EXERCISE OBJECTIVE – How many of the lines below include "Index"? Give the number and no other words.

INPUT FOR THIS TASK –

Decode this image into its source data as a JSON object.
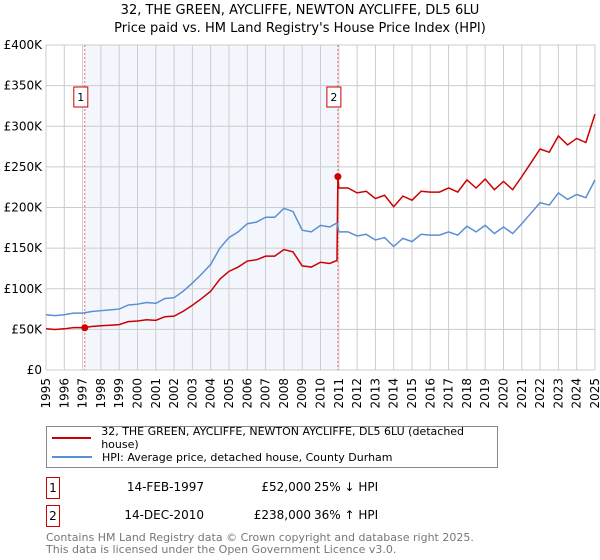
{
  "title": "32, THE GREEN, AYCLIFFE, NEWTON AYCLIFFE, DL5 6LU",
  "subtitle": "Price paid vs. HM Land Registry's House Price Index (HPI)",
  "chart_data": {
    "type": "line",
    "title": "32, THE GREEN, AYCLIFFE, NEWTON AYCLIFFE, DL5 6LU",
    "subtitle": "Price paid vs. HM Land Registry's House Price Index (HPI)",
    "xlim": [
      1995,
      2025
    ],
    "ylim": [
      0,
      400000
    ],
    "y_ticks": [
      {
        "v": 0,
        "label": "£0"
      },
      {
        "v": 50000,
        "label": "£50K"
      },
      {
        "v": 100000,
        "label": "£100K"
      },
      {
        "v": 150000,
        "label": "£150K"
      },
      {
        "v": 200000,
        "label": "£200K"
      },
      {
        "v": 250000,
        "label": "£250K"
      },
      {
        "v": 300000,
        "label": "£300K"
      },
      {
        "v": 350000,
        "label": "£350K"
      },
      {
        "v": 400000,
        "label": "£400K"
      }
    ],
    "x_ticks": [
      "1995",
      "1996",
      "1997",
      "1998",
      "1999",
      "2000",
      "2001",
      "2002",
      "2003",
      "2004",
      "2005",
      "2006",
      "2007",
      "2008",
      "2009",
      "2010",
      "2011",
      "2012",
      "2013",
      "2014",
      "2015",
      "2016",
      "2017",
      "2018",
      "2019",
      "2020",
      "2021",
      "2022",
      "2023",
      "2024",
      "2025"
    ],
    "grid": true,
    "shaded_range": [
      1997.12,
      2010.95
    ],
    "x": [
      1995,
      1995.5,
      1996,
      1996.5,
      1997,
      1997.5,
      1998,
      1998.5,
      1999,
      1999.5,
      2000,
      2000.5,
      2001,
      2001.5,
      2002,
      2002.5,
      2003,
      2003.5,
      2004,
      2004.5,
      2005,
      2005.5,
      2006,
      2006.5,
      2007,
      2007.5,
      2008,
      2008.5,
      2009,
      2009.5,
      2010,
      2010.5,
      2010.9,
      2011,
      2011.5,
      2012,
      2012.5,
      2013,
      2013.5,
      2014,
      2014.5,
      2015,
      2015.5,
      2016,
      2016.5,
      2017,
      2017.5,
      2018,
      2018.5,
      2019,
      2019.5,
      2020,
      2020.5,
      2021,
      2021.5,
      2022,
      2022.5,
      2023,
      2023.5,
      2024,
      2024.5,
      2025
    ],
    "series": [
      {
        "name": "32, THE GREEN, AYCLIFFE, NEWTON AYCLIFFE, DL5 6LU (detached house)",
        "color": "#cc0000",
        "values": [
          50700,
          49900,
          50700,
          52200,
          52200,
          53600,
          54400,
          55100,
          55900,
          59600,
          60300,
          61800,
          61100,
          65600,
          66300,
          72300,
          79700,
          87900,
          96900,
          111800,
          121400,
          126700,
          134100,
          135600,
          140100,
          140100,
          148300,
          145300,
          128100,
          126700,
          132600,
          131100,
          134800,
          224000,
          224000,
          218000,
          220000,
          211000,
          215000,
          201000,
          214000,
          209000,
          220000,
          219000,
          219000,
          224000,
          219000,
          234000,
          224000,
          235000,
          222000,
          232000,
          222000,
          238000,
          255000,
          272000,
          268000,
          288000,
          277000,
          285000,
          280000,
          315000
        ]
      },
      {
        "name": "HPI: Average price, detached house, County Durham",
        "color": "#5b8fd4",
        "values": [
          68000,
          67000,
          68000,
          70000,
          70000,
          72000,
          73000,
          74000,
          75000,
          80000,
          81000,
          83000,
          82000,
          88000,
          89000,
          97000,
          107000,
          118000,
          130000,
          150000,
          163000,
          170000,
          180000,
          182000,
          188000,
          188000,
          199000,
          195000,
          172000,
          170000,
          178000,
          176000,
          181000,
          170000,
          170000,
          165000,
          167000,
          160000,
          163000,
          152000,
          162000,
          158000,
          167000,
          166000,
          166000,
          170000,
          166000,
          177000,
          170000,
          178000,
          168000,
          176000,
          168000,
          180000,
          193000,
          206000,
          203000,
          218000,
          210000,
          216000,
          212000,
          234000
        ]
      }
    ],
    "sales": [
      {
        "id": "1",
        "x": 1997.12,
        "price": 52000
      },
      {
        "id": "2",
        "x": 2010.95,
        "price": 238000
      }
    ],
    "legend": "bottom"
  },
  "sales_table": [
    {
      "id": "1",
      "date": "14-FEB-1997",
      "price": "£52,000",
      "hpi": "25% ↓ HPI"
    },
    {
      "id": "2",
      "date": "14-DEC-2010",
      "price": "£238,000",
      "hpi": "36% ↑ HPI"
    }
  ],
  "footer": [
    "Contains HM Land Registry data © Crown copyright and database right 2025.",
    "This data is licensed under the Open Government Licence v3.0."
  ]
}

FINAL ANSWER – 2